From the entries below, pull out each line where "milliers" appears.

▶ **Excerpted records**:

------------------------

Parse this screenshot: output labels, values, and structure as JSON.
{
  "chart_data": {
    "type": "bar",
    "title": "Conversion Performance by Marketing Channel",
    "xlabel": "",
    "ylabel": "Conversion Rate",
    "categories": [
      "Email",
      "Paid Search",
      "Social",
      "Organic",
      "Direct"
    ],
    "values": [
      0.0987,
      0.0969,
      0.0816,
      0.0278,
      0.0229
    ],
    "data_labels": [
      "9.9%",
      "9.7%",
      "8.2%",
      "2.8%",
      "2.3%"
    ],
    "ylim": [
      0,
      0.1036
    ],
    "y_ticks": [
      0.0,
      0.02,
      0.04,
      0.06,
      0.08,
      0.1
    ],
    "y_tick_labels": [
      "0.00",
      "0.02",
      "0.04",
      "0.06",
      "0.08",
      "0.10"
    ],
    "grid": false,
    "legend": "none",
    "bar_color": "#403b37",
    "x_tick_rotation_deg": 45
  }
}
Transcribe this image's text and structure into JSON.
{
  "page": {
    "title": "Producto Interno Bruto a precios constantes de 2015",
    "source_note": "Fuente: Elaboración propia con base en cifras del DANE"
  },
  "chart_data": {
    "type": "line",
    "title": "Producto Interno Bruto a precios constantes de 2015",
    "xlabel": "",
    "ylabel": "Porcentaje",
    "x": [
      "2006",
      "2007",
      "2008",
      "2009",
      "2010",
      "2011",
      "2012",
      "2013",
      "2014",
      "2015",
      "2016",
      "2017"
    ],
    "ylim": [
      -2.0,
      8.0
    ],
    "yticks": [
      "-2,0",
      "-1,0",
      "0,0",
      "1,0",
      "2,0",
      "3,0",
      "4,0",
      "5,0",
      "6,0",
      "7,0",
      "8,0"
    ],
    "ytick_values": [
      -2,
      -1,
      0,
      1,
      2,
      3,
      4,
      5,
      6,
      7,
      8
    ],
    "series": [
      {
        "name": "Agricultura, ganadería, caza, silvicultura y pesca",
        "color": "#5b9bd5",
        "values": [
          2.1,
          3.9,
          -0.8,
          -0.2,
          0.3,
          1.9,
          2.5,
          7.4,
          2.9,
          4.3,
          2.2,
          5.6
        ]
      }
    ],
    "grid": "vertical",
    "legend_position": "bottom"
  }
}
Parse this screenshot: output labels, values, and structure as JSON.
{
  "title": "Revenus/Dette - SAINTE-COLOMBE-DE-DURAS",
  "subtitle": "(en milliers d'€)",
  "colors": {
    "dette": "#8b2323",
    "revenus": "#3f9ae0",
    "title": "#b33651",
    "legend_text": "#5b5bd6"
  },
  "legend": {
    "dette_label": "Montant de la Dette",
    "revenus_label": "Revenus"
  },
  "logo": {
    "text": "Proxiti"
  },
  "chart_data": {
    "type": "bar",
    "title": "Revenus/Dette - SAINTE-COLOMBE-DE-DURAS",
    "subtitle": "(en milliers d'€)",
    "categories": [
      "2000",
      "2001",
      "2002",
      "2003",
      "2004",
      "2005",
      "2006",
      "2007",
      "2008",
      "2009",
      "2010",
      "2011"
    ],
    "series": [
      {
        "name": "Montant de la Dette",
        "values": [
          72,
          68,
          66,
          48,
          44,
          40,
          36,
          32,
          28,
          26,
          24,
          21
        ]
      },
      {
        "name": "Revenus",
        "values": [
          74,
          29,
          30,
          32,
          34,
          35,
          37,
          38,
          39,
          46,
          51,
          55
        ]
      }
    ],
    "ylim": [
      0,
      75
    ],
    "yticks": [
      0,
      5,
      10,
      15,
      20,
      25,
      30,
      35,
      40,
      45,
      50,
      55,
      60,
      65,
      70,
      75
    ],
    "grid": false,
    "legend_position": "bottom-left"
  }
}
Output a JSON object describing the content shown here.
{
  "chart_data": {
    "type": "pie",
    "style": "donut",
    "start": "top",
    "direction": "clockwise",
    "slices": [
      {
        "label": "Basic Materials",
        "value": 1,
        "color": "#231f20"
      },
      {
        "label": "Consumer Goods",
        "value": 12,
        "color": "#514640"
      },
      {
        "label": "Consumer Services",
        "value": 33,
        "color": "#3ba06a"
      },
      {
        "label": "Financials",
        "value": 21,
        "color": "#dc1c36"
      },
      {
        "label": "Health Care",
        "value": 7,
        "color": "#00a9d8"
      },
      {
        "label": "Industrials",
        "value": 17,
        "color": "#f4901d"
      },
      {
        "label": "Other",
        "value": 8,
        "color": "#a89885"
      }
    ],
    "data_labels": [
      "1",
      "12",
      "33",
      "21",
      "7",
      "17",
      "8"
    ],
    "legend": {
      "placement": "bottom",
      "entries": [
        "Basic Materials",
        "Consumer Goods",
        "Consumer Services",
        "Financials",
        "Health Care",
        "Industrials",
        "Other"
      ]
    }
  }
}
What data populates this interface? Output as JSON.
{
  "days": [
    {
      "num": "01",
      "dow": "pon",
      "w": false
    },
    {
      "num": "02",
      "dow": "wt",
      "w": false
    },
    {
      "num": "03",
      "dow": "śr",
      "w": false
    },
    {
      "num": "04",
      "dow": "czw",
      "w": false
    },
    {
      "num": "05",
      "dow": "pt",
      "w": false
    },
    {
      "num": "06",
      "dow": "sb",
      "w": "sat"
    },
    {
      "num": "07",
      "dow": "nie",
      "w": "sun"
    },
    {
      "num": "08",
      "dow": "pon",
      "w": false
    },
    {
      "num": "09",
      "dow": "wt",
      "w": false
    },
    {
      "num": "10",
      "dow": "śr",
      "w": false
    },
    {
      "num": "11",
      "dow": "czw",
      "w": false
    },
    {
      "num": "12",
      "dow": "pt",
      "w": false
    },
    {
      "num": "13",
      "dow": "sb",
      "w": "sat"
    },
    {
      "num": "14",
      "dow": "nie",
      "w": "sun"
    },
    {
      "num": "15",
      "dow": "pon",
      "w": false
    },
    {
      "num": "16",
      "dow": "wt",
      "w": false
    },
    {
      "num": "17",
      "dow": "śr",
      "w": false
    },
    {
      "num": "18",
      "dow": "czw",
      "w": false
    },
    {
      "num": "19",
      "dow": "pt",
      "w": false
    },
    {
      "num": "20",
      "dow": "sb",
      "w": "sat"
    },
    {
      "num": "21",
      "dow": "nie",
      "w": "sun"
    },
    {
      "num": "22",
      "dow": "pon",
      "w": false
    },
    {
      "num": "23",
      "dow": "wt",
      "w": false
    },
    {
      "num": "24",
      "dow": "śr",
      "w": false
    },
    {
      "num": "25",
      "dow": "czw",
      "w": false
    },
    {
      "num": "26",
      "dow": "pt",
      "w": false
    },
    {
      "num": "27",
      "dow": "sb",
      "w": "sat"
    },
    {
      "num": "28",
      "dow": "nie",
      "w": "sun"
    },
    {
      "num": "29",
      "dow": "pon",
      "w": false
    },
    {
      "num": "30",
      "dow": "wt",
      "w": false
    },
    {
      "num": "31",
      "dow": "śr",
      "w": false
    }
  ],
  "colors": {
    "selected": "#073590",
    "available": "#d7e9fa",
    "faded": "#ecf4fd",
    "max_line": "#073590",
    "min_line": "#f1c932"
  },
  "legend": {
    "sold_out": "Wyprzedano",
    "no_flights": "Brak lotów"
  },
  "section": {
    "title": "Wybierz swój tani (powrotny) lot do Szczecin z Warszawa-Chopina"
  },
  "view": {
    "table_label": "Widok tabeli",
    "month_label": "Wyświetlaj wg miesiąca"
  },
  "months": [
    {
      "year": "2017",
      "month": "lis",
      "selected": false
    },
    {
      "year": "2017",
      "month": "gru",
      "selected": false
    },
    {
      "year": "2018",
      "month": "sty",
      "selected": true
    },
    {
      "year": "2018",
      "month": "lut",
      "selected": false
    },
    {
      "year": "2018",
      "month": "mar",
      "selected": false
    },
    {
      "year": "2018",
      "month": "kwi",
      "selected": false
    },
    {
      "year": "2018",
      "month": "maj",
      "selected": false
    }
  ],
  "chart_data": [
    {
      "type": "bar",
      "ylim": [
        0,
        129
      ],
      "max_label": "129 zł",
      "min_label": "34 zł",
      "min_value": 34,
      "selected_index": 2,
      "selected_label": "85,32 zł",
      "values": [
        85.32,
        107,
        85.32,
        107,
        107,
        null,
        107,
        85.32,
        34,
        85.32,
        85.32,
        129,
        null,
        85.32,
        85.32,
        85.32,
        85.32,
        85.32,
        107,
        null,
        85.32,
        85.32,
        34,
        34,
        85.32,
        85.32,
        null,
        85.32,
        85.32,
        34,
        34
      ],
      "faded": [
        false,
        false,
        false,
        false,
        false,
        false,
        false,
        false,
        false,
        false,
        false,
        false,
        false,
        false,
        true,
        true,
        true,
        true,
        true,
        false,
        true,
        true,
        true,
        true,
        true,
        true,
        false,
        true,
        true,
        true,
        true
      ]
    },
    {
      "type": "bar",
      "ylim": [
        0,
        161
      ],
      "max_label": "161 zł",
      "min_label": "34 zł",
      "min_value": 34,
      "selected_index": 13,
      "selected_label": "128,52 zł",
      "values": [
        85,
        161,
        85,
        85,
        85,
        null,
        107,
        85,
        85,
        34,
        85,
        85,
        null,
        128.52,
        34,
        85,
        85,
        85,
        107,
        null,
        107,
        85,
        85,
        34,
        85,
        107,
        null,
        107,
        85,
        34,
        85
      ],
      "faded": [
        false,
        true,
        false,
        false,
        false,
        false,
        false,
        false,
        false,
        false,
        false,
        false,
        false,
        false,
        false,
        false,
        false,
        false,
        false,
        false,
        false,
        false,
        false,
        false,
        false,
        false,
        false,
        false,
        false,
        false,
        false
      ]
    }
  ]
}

------------------------

▶ **The reply**:
  "subtitle": "(en milliers d'€)",
    "subtitle": "(en milliers d'€)",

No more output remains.